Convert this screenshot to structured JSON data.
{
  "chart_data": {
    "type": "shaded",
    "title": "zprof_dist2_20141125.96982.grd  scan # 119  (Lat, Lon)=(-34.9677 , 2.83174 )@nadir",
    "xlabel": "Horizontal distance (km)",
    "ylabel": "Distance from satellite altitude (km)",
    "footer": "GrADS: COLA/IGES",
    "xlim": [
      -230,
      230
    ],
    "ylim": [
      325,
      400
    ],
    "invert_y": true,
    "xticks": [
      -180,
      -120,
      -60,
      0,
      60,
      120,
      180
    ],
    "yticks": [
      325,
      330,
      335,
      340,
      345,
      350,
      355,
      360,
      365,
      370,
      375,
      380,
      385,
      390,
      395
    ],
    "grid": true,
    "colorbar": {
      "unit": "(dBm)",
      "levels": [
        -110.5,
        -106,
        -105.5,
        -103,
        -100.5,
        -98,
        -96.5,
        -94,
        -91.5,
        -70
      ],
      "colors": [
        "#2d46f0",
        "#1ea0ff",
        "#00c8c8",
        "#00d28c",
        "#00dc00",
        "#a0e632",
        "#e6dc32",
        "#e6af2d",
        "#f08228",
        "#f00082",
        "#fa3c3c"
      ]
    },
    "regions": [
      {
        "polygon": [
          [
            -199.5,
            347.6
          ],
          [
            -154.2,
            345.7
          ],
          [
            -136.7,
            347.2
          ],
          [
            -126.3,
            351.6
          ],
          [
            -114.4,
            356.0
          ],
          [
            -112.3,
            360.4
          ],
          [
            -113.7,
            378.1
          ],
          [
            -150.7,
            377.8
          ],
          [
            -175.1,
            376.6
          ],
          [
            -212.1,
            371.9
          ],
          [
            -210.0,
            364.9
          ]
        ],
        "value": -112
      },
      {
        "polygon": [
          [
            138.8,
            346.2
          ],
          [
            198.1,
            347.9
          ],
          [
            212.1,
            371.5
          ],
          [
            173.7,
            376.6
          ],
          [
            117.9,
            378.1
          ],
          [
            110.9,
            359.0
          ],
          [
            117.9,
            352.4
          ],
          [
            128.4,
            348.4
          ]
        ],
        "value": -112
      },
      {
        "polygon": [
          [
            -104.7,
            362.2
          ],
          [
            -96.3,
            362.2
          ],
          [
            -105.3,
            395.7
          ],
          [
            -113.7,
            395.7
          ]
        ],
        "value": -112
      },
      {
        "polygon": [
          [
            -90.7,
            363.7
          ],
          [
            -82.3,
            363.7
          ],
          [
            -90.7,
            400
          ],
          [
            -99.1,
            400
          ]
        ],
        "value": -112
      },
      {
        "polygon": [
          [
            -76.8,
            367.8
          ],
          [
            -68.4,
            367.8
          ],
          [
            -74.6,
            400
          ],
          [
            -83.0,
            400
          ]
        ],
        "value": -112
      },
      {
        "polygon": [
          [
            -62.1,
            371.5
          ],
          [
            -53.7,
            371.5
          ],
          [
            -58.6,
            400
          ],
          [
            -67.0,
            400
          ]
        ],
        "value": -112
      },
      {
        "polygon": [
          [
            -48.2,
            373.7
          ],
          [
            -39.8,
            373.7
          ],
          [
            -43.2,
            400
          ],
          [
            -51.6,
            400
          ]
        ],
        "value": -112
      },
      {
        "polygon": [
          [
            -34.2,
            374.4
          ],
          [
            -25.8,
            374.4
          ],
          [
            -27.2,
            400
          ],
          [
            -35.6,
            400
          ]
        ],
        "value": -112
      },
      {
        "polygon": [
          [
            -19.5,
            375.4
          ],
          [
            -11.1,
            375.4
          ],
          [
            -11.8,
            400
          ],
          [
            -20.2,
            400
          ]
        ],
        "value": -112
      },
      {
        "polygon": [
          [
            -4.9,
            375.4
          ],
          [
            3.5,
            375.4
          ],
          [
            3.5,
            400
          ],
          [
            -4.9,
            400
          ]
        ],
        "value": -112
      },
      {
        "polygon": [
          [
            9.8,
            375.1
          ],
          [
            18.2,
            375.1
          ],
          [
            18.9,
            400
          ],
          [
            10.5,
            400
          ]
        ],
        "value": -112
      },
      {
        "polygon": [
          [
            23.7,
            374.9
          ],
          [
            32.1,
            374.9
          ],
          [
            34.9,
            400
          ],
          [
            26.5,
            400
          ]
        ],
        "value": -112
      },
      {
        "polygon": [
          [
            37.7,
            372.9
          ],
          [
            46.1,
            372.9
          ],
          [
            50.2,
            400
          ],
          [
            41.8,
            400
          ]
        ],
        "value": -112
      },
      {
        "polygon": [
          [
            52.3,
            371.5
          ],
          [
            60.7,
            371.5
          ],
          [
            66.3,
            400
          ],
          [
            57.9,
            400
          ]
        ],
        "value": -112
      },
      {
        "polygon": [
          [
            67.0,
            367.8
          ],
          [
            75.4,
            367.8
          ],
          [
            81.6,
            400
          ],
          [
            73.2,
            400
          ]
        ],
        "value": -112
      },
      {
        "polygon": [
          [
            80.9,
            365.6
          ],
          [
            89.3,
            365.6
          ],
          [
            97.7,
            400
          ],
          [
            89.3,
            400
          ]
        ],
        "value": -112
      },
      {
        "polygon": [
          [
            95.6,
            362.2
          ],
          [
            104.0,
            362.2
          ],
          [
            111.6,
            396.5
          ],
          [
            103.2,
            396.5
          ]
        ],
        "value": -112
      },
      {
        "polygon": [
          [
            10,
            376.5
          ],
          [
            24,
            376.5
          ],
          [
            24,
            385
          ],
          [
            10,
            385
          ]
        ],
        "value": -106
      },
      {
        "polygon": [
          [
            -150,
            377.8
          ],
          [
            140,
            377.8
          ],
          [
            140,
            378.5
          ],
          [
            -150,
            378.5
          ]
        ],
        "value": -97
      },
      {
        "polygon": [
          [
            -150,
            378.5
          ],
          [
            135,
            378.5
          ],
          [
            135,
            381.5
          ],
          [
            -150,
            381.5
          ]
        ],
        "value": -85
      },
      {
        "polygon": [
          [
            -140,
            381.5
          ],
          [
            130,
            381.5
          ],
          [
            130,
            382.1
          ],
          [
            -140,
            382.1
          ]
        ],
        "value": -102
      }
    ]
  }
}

● ● ●

Task details
Transcribe every record above exactly as it appears.

Solved problem
Convert this screenshot to structured JSON data.
{
  "chart_data": {
    "type": "shaded",
    "title": "zprof_dist2_20141125.96982.grd  scan # 119  (Lat, Lon)=(-34.9677 , 2.83174 )@nadir",
    "xlabel": "Horizontal distance (km)",
    "ylabel": "Distance from satellite altitude (km)",
    "footer": "GrADS: COLA/IGES",
    "xlim": [
      -230,
      230
    ],
    "ylim": [
      325,
      400
    ],
    "invert_y": true,
    "xticks": [
      -180,
      -120,
      -60,
      0,
      60,
      120,
      180
    ],
    "yticks": [
      325,
      330,
      335,
      340,
      345,
      350,
      355,
      360,
      365,
      370,
      375,
      380,
      385,
      390,
      395
    ],
    "grid": true,
    "colorbar": {
      "unit": "(dBm)",
      "levels": [
        -110.5,
        -106,
        -105.5,
        -103,
        -100.5,
        -98,
        -96.5,
        -94,
        -91.5,
        -70
      ],
      "colors": [
        "#2d46f0",
        "#1ea0ff",
        "#00c8c8",
        "#00d28c",
        "#00dc00",
        "#a0e632",
        "#e6dc32",
        "#e6af2d",
        "#f08228",
        "#f00082",
        "#fa3c3c"
      ]
    },
    "regions": [
      {
        "polygon": [
          [
            -199.5,
            347.6
          ],
          [
            -154.2,
            345.7
          ],
          [
            -136.7,
            347.2
          ],
          [
            -126.3,
            351.6
          ],
          [
            -114.4,
            356.0
          ],
          [
            -112.3,
            360.4
          ],
          [
            -113.7,
            378.1
          ],
          [
            -150.7,
            377.8
          ],
          [
            -175.1,
            376.6
          ],
          [
            -212.1,
            371.9
          ],
          [
            -210.0,
            364.9
          ]
        ],
        "value": -112
      },
      {
        "polygon": [
          [
            138.8,
            346.2
          ],
          [
            198.1,
            347.9
          ],
          [
            212.1,
            371.5
          ],
          [
            173.7,
            376.6
          ],
          [
            117.9,
            378.1
          ],
          [
            110.9,
            359.0
          ],
          [
            117.9,
            352.4
          ],
          [
            128.4,
            348.4
          ]
        ],
        "value": -112
      },
      {
        "polygon": [
          [
            -104.7,
            362.2
          ],
          [
            -96.3,
            362.2
          ],
          [
            -105.3,
            395.7
          ],
          [
            -113.7,
            395.7
          ]
        ],
        "value": -112
      },
      {
        "polygon": [
          [
            -90.7,
            363.7
          ],
          [
            -82.3,
            363.7
          ],
          [
            -90.7,
            400
          ],
          [
            -99.1,
            400
          ]
        ],
        "value": -112
      },
      {
        "polygon": [
          [
            -76.8,
            367.8
          ],
          [
            -68.4,
            367.8
          ],
          [
            -74.6,
            400
          ],
          [
            -83.0,
            400
          ]
        ],
        "value": -112
      },
      {
        "polygon": [
          [
            -62.1,
            371.5
          ],
          [
            -53.7,
            371.5
          ],
          [
            -58.6,
            400
          ],
          [
            -67.0,
            400
          ]
        ],
        "value": -112
      },
      {
        "polygon": [
          [
            -48.2,
            373.7
          ],
          [
            -39.8,
            373.7
          ],
          [
            -43.2,
            400
          ],
          [
            -51.6,
            400
          ]
        ],
        "value": -112
      },
      {
        "polygon": [
          [
            -34.2,
            374.4
          ],
          [
            -25.8,
            374.4
          ],
          [
            -27.2,
            400
          ],
          [
            -35.6,
            400
          ]
        ],
        "value": -112
      },
      {
        "polygon": [
          [
            -19.5,
            375.4
          ],
          [
            -11.1,
            375.4
          ],
          [
            -11.8,
            400
          ],
          [
            -20.2,
            400
          ]
        ],
        "value": -112
      },
      {
        "polygon": [
          [
            -4.9,
            375.4
          ],
          [
            3.5,
            375.4
          ],
          [
            3.5,
            400
          ],
          [
            -4.9,
            400
          ]
        ],
        "value": -112
      },
      {
        "polygon": [
          [
            9.8,
            375.1
          ],
          [
            18.2,
            375.1
          ],
          [
            18.9,
            400
          ],
          [
            10.5,
            400
          ]
        ],
        "value": -112
      },
      {
        "polygon": [
          [
            23.7,
            374.9
          ],
          [
            32.1,
            374.9
          ],
          [
            34.9,
            400
          ],
          [
            26.5,
            400
          ]
        ],
        "value": -112
      },
      {
        "polygon": [
          [
            37.7,
            372.9
          ],
          [
            46.1,
            372.9
          ],
          [
            50.2,
            400
          ],
          [
            41.8,
            400
          ]
        ],
        "value": -112
      },
      {
        "polygon": [
          [
            52.3,
            371.5
          ],
          [
            60.7,
            371.5
          ],
          [
            66.3,
            400
          ],
          [
            57.9,
            400
          ]
        ],
        "value": -112
      },
      {
        "polygon": [
          [
            67.0,
            367.8
          ],
          [
            75.4,
            367.8
          ],
          [
            81.6,
            400
          ],
          [
            73.2,
            400
          ]
        ],
        "value": -112
      },
      {
        "polygon": [
          [
            80.9,
            365.6
          ],
          [
            89.3,
            365.6
          ],
          [
            97.7,
            400
          ],
          [
            89.3,
            400
          ]
        ],
        "value": -112
      },
      {
        "polygon": [
          [
            95.6,
            362.2
          ],
          [
            104.0,
            362.2
          ],
          [
            111.6,
            396.5
          ],
          [
            103.2,
            396.5
          ]
        ],
        "value": -112
      },
      {
        "polygon": [
          [
            10,
            376.5
          ],
          [
            24,
            376.5
          ],
          [
            24,
            385
          ],
          [
            10,
            385
          ]
        ],
        "value": -106
      },
      {
        "polygon": [
          [
            -150,
            377.8
          ],
          [
            140,
            377.8
          ],
          [
            140,
            378.5
          ],
          [
            -150,
            378.5
          ]
        ],
        "value": -97
      },
      {
        "polygon": [
          [
            -150,
            378.5
          ],
          [
            135,
            378.5
          ],
          [
            135,
            381.5
          ],
          [
            -150,
            381.5
          ]
        ],
        "value": -85
      },
      {
        "polygon": [
          [
            -140,
            381.5
          ],
          [
            130,
            381.5
          ],
          [
            130,
            382.1
          ],
          [
            -140,
            382.1
          ]
        ],
        "value": -102
      }
    ]
  }
}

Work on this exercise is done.